_Goal of the exercise_
Check each line of the entries below for the string "Christopher" and state how many lines have it, with no other text.

_Data shown_
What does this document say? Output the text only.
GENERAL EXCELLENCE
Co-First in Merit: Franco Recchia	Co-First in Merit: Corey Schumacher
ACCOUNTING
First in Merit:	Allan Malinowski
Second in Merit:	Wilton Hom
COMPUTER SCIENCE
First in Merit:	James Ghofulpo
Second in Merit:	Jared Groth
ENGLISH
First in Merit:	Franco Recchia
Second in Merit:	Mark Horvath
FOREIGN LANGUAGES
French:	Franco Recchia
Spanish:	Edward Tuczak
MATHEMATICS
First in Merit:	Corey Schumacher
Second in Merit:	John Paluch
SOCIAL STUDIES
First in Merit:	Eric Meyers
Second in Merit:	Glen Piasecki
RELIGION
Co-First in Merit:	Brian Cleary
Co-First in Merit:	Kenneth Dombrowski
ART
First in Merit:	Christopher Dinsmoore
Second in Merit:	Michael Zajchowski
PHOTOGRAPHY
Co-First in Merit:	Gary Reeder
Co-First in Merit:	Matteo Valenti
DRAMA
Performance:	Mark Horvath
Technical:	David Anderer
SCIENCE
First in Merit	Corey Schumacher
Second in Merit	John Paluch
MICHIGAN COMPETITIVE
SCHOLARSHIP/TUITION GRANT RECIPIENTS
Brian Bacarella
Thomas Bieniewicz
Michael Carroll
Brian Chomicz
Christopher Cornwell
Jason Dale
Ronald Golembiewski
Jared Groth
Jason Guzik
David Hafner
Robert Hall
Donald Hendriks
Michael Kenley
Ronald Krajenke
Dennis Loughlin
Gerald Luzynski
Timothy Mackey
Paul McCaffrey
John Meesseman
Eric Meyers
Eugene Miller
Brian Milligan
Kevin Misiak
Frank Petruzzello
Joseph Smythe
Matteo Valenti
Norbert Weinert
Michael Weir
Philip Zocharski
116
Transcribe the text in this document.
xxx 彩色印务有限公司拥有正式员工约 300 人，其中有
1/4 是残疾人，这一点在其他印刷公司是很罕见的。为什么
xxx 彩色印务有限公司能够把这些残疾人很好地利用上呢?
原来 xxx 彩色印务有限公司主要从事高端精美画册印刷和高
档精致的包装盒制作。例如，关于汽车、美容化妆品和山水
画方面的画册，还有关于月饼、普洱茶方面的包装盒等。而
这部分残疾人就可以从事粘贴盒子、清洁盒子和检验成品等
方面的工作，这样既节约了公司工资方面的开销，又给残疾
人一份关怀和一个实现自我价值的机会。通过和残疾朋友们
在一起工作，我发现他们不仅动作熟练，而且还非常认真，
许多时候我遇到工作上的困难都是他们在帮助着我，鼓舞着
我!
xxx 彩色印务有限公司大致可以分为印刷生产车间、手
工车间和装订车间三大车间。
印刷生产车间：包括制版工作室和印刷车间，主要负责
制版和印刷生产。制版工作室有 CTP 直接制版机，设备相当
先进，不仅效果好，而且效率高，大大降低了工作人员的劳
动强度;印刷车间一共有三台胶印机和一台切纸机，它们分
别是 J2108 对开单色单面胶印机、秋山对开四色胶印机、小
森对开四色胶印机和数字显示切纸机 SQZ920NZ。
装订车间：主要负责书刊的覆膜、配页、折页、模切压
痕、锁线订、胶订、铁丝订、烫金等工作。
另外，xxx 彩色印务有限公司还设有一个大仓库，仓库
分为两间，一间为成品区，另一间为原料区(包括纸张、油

_Output of the task_
2